**YOUR OBJECTIVE:** What follows is a set of records; restate each one word for word and drop the pictures.

**INPUT MATERIAL:**

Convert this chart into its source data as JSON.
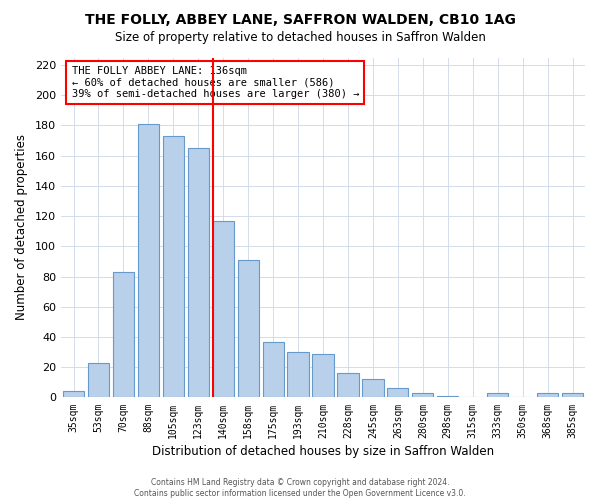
{
  "title": "THE FOLLY, ABBEY LANE, SAFFRON WALDEN, CB10 1AG",
  "subtitle": "Size of property relative to detached houses in Saffron Walden",
  "xlabel": "Distribution of detached houses by size in Saffron Walden",
  "ylabel": "Number of detached properties",
  "bar_labels": [
    "35sqm",
    "53sqm",
    "70sqm",
    "88sqm",
    "105sqm",
    "123sqm",
    "140sqm",
    "158sqm",
    "175sqm",
    "193sqm",
    "210sqm",
    "228sqm",
    "245sqm",
    "263sqm",
    "280sqm",
    "298sqm",
    "315sqm",
    "333sqm",
    "350sqm",
    "368sqm",
    "385sqm"
  ],
  "bar_values": [
    4,
    23,
    83,
    181,
    173,
    165,
    117,
    91,
    37,
    30,
    29,
    16,
    12,
    6,
    3,
    1,
    0,
    3,
    0,
    3,
    3
  ],
  "bar_color": "#b8d0ea",
  "bar_edge_color": "#6699cc",
  "reference_line_idx": 6,
  "ylim": [
    0,
    225
  ],
  "yticks": [
    0,
    20,
    40,
    60,
    80,
    100,
    120,
    140,
    160,
    180,
    200,
    220
  ],
  "annotation_title": "THE FOLLY ABBEY LANE: 136sqm",
  "annotation_line1": "← 60% of detached houses are smaller (586)",
  "annotation_line2": "39% of semi-detached houses are larger (380) →",
  "footer_line1": "Contains HM Land Registry data © Crown copyright and database right 2024.",
  "footer_line2": "Contains public sector information licensed under the Open Government Licence v3.0."
}
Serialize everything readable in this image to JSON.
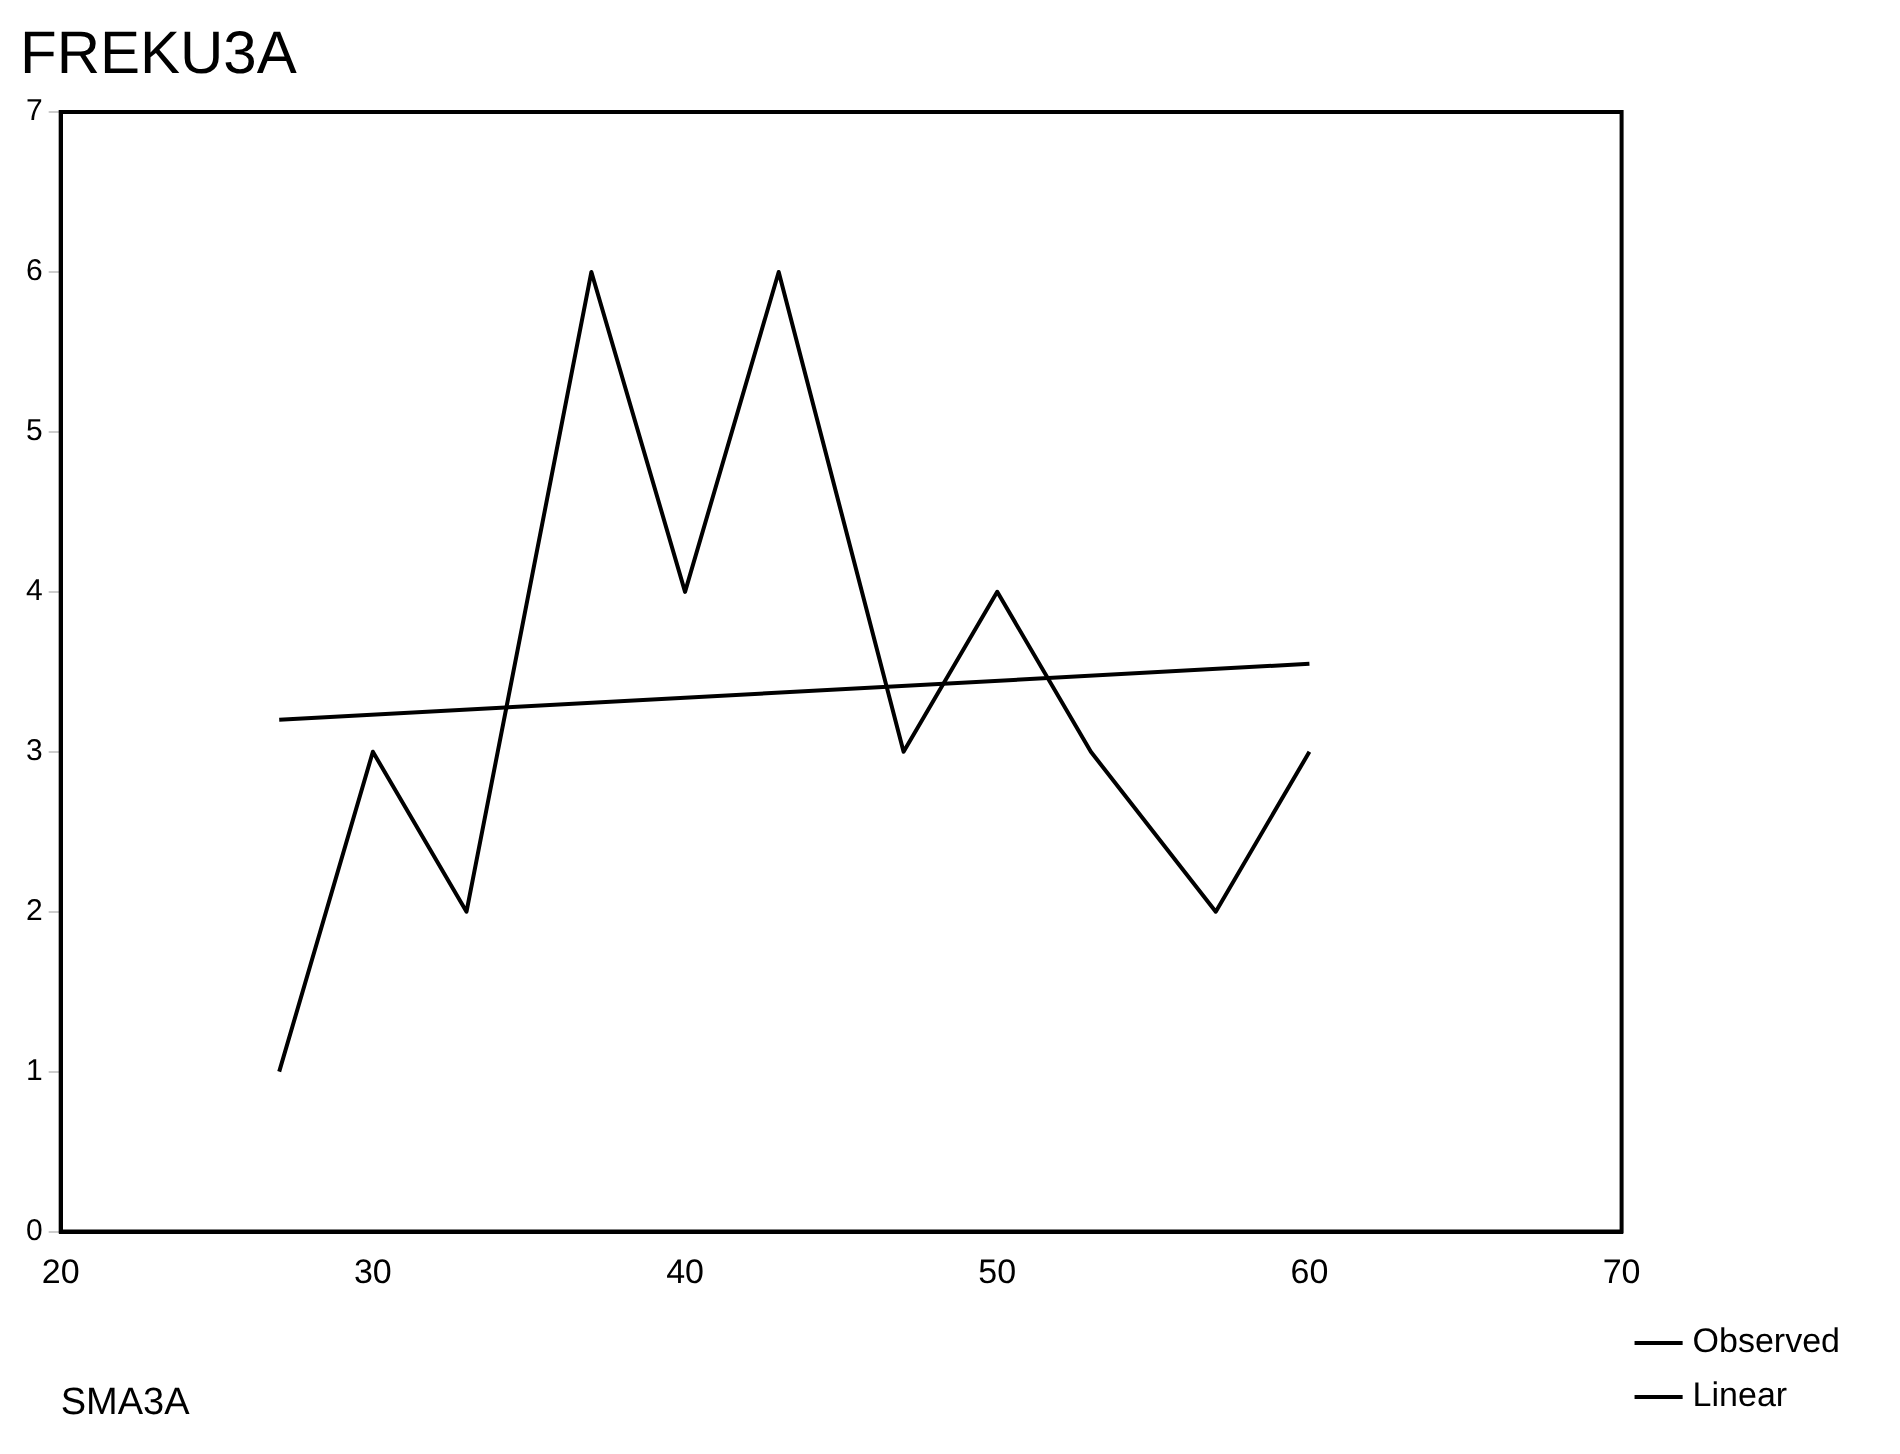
{
  "chart_data": {
    "type": "line",
    "title": "FREKU3A",
    "xlabel": "SMA3A",
    "series": [
      {
        "name": "Observed",
        "color": "#000000",
        "x": [
          27,
          30,
          33,
          37,
          40,
          43,
          47,
          50,
          53,
          57,
          60
        ],
        "values": [
          1,
          3,
          2,
          6,
          4,
          6,
          3,
          4,
          3,
          2,
          3
        ]
      },
      {
        "name": "Linear",
        "color": "#000000",
        "x": [
          27,
          60
        ],
        "values": [
          3.2,
          3.55
        ]
      }
    ],
    "xlim": [
      20,
      70
    ],
    "xticks": [
      20,
      30,
      40,
      50,
      60,
      70
    ],
    "ylim": [
      0,
      7
    ],
    "yticks": [
      0,
      1,
      2,
      3,
      4,
      5,
      6,
      7
    ],
    "grid": false,
    "legend": "right",
    "marker": "none",
    "line_style": "solid"
  }
}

**PROBLEM SOLUTION:**
Convert this chart into its source data as JSON.
{
  "title": "THE FOLLY, ABBEY LANE, SAFFRON WALDEN, CB10 1AG",
  "subtitle": "Size of property relative to detached houses in Saffron Walden",
  "xlabel": "Distribution of detached houses by size in Saffron Walden",
  "ylabel": "Number of detached properties",
  "bar_labels": [
    "35sqm",
    "53sqm",
    "70sqm",
    "88sqm",
    "105sqm",
    "123sqm",
    "140sqm",
    "158sqm",
    "175sqm",
    "193sqm",
    "210sqm",
    "228sqm",
    "245sqm",
    "263sqm",
    "280sqm",
    "298sqm",
    "315sqm",
    "333sqm",
    "350sqm",
    "368sqm",
    "385sqm"
  ],
  "bar_values": [
    4,
    23,
    83,
    181,
    173,
    165,
    117,
    91,
    37,
    30,
    29,
    16,
    12,
    6,
    3,
    1,
    0,
    3,
    0,
    3,
    3
  ],
  "bar_color": "#b8d0ea",
  "bar_edge_color": "#6699cc",
  "reference_line_idx": 6,
  "ylim": [
    0,
    225
  ],
  "yticks": [
    0,
    20,
    40,
    60,
    80,
    100,
    120,
    140,
    160,
    180,
    200,
    220
  ],
  "annotation_title": "THE FOLLY ABBEY LANE: 136sqm",
  "annotation_line1": "← 60% of detached houses are smaller (586)",
  "annotation_line2": "39% of semi-detached houses are larger (380) →",
  "footer_line1": "Contains HM Land Registry data © Crown copyright and database right 2024.",
  "footer_line2": "Contains public sector information licensed under the Open Government Licence v3.0."
}
Serialize everything readable in this image to JSON.
{
  "chart_data": {
    "type": "line",
    "title": "FREKU3A",
    "xlabel": "SMA3A",
    "series": [
      {
        "name": "Observed",
        "color": "#000000",
        "x": [
          27,
          30,
          33,
          37,
          40,
          43,
          47,
          50,
          53,
          57,
          60
        ],
        "values": [
          1,
          3,
          2,
          6,
          4,
          6,
          3,
          4,
          3,
          2,
          3
        ]
      },
      {
        "name": "Linear",
        "color": "#000000",
        "x": [
          27,
          60
        ],
        "values": [
          3.2,
          3.55
        ]
      }
    ],
    "xlim": [
      20,
      70
    ],
    "xticks": [
      20,
      30,
      40,
      50,
      60,
      70
    ],
    "ylim": [
      0,
      7
    ],
    "yticks": [
      0,
      1,
      2,
      3,
      4,
      5,
      6,
      7
    ],
    "grid": false,
    "legend": "right",
    "marker": "none",
    "line_style": "solid"
  }
}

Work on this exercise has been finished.